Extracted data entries
* BEGIN *
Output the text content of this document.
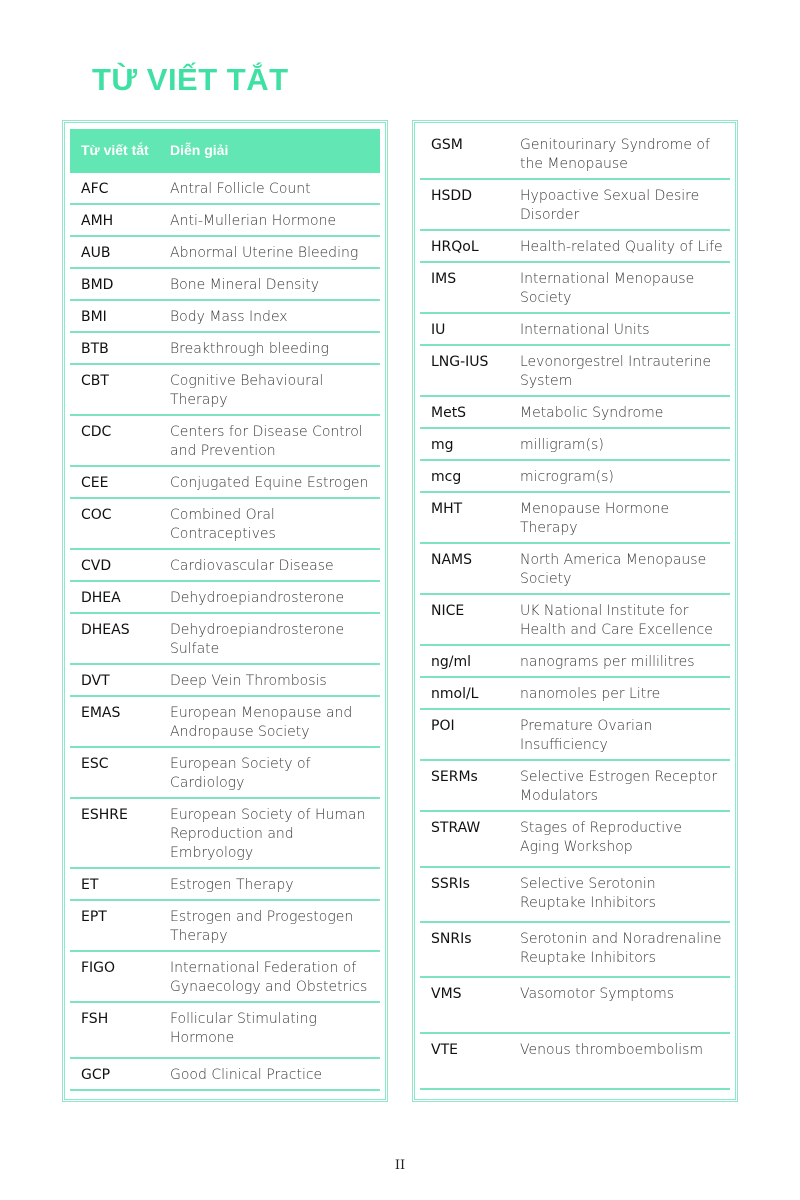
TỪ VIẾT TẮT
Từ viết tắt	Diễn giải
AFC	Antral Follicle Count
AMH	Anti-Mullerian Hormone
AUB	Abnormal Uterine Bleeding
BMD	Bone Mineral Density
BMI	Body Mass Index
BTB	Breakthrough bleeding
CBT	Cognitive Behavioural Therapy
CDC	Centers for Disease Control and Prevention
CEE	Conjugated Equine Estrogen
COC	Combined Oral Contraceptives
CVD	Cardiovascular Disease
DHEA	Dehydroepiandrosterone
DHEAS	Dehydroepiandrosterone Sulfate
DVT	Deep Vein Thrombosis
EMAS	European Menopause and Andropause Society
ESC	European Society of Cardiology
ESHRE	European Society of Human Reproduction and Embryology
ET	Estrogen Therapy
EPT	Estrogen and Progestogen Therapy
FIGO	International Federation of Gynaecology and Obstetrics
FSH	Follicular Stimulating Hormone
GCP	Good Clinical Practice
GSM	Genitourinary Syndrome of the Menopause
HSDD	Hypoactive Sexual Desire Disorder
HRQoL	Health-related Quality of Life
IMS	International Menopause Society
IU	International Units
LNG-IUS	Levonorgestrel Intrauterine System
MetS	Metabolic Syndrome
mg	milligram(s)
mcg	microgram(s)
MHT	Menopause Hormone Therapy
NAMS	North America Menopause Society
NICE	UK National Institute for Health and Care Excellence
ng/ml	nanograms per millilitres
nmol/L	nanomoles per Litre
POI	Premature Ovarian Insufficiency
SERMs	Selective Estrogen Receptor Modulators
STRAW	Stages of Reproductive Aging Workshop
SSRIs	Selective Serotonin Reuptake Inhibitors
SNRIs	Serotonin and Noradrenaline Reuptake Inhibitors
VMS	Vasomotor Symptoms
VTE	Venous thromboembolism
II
* END *
> STATED PROBLEM: Track down all lines above with the string "European" and copy them.

> ANSWER BELOW:
EMAS	European Menopause and Andropause Society
ESC	European Society of Cardiology
ESHRE	European Society of Human Reproduction and Embryology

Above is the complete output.